◆ **Supplied material**
==============================

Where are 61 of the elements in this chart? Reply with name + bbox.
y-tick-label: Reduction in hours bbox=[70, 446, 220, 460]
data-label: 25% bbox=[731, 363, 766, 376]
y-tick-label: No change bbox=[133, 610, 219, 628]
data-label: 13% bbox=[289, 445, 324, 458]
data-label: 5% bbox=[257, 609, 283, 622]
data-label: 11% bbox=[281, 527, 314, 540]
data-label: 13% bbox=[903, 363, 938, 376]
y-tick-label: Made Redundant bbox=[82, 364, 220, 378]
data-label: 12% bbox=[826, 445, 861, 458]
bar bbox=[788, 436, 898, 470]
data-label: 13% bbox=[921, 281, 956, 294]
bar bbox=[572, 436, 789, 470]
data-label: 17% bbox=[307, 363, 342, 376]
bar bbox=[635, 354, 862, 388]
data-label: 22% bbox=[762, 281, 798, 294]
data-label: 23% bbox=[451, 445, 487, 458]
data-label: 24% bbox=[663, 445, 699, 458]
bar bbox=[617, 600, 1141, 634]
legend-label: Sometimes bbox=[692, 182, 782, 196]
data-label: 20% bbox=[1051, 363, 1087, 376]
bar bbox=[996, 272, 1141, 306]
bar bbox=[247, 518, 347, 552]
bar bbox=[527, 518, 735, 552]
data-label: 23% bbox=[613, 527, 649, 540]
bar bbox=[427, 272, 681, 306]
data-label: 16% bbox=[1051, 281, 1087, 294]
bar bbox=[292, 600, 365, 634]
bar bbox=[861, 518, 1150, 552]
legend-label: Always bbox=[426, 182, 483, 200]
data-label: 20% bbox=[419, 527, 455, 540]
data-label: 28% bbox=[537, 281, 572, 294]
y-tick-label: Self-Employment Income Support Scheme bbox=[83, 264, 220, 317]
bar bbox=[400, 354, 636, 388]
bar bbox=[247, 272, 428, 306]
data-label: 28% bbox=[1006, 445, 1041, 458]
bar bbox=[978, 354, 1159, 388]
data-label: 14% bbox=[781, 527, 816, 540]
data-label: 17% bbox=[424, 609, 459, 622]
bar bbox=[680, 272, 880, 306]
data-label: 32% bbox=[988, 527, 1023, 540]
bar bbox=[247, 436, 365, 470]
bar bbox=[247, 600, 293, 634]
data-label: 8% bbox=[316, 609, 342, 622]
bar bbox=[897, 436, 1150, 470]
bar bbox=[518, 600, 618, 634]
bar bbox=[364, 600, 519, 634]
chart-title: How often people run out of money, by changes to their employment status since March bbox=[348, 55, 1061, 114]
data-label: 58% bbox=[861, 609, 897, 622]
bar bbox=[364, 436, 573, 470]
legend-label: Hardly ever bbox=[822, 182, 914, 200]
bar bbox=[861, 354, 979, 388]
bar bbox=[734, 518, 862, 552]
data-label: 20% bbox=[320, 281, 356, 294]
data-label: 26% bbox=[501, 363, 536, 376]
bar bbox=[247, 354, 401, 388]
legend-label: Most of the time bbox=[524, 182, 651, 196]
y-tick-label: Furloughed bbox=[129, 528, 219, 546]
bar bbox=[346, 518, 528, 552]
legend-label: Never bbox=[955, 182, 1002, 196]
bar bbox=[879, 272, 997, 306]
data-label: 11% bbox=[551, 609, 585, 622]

==============================

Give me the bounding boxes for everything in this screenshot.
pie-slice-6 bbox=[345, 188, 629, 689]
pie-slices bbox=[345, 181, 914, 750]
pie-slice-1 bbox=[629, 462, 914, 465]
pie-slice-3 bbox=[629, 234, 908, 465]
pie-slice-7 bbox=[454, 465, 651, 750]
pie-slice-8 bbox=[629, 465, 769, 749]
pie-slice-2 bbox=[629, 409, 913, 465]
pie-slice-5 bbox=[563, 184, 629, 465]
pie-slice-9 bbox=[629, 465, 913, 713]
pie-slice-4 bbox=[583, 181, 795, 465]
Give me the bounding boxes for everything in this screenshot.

==============================

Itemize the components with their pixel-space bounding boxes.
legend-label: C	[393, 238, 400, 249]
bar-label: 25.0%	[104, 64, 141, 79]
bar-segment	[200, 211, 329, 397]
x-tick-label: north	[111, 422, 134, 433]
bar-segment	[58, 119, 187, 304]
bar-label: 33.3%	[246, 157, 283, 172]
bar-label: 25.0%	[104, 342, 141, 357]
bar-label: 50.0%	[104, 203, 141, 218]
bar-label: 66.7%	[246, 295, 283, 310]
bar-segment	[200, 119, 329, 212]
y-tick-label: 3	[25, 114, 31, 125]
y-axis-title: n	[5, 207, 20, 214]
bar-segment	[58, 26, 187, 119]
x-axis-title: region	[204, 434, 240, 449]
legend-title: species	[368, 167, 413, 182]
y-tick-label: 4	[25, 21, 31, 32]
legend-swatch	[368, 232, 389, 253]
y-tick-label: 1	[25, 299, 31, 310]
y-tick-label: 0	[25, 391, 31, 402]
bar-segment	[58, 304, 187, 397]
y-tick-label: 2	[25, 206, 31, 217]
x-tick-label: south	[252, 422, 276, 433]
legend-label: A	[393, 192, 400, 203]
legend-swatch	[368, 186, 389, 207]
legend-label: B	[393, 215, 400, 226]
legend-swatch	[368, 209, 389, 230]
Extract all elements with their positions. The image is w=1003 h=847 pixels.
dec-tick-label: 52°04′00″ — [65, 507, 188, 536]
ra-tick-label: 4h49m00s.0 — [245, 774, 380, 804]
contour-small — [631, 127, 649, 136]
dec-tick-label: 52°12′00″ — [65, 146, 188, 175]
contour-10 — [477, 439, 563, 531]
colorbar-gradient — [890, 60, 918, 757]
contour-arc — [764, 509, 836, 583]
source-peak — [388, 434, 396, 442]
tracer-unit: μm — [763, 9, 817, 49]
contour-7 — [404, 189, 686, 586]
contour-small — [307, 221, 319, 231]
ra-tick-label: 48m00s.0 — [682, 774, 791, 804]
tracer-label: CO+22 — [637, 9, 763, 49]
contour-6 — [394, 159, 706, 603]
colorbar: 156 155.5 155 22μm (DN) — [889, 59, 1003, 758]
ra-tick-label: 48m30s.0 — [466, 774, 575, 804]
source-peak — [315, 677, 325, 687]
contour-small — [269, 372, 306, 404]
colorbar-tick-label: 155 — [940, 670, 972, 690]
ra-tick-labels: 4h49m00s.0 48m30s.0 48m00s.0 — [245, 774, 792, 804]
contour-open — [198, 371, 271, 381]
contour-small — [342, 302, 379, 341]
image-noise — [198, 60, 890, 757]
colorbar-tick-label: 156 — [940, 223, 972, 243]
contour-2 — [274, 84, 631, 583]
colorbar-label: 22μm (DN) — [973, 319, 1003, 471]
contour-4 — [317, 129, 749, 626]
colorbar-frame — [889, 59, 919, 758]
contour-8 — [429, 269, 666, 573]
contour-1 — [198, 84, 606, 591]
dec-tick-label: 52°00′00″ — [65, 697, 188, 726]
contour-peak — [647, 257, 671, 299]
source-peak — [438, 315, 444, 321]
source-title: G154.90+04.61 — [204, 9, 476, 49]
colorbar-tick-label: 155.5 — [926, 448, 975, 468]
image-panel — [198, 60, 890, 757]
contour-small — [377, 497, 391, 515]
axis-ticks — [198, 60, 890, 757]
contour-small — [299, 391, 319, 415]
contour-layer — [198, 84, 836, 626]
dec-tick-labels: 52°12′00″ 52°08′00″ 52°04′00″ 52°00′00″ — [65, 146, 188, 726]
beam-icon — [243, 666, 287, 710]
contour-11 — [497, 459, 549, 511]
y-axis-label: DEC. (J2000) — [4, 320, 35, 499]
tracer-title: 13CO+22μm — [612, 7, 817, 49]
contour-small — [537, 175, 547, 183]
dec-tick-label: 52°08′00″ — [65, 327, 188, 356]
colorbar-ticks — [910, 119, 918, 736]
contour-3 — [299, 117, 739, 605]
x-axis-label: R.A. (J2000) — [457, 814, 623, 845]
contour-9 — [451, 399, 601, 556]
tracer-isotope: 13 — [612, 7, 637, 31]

==============================

◆ **Set problem**
Please extract the entries starting at the line containing "Where are 61" and ending at the line containing "data-label: 23% bbox=[613, 527, 649, 540]", both included, and repeat them character for character.

◆ **Output for this exercise**
Where are 61 of the elements in this chart? Reply with name + bbox.
y-tick-label: Reduction in hours bbox=[70, 446, 220, 460]
data-label: 25% bbox=[731, 363, 766, 376]
y-tick-label: No change bbox=[133, 610, 219, 628]
data-label: 13% bbox=[289, 445, 324, 458]
data-label: 5% bbox=[257, 609, 283, 622]
data-label: 11% bbox=[281, 527, 314, 540]
data-label: 13% bbox=[903, 363, 938, 376]
y-tick-label: Made Redundant bbox=[82, 364, 220, 378]
data-label: 12% bbox=[826, 445, 861, 458]
bar bbox=[788, 436, 898, 470]
data-label: 13% bbox=[921, 281, 956, 294]
bar bbox=[572, 436, 789, 470]
data-label: 17% bbox=[307, 363, 342, 376]
bar bbox=[635, 354, 862, 388]
data-label: 22% bbox=[762, 281, 798, 294]
data-label: 23% bbox=[451, 445, 487, 458]
data-label: 24% bbox=[663, 445, 699, 458]
bar bbox=[617, 600, 1141, 634]
legend-label: Sometimes bbox=[692, 182, 782, 196]
data-label: 20% bbox=[1051, 363, 1087, 376]
bar bbox=[996, 272, 1141, 306]
bar bbox=[247, 518, 347, 552]
bar bbox=[527, 518, 735, 552]
data-label: 23% bbox=[613, 527, 649, 540]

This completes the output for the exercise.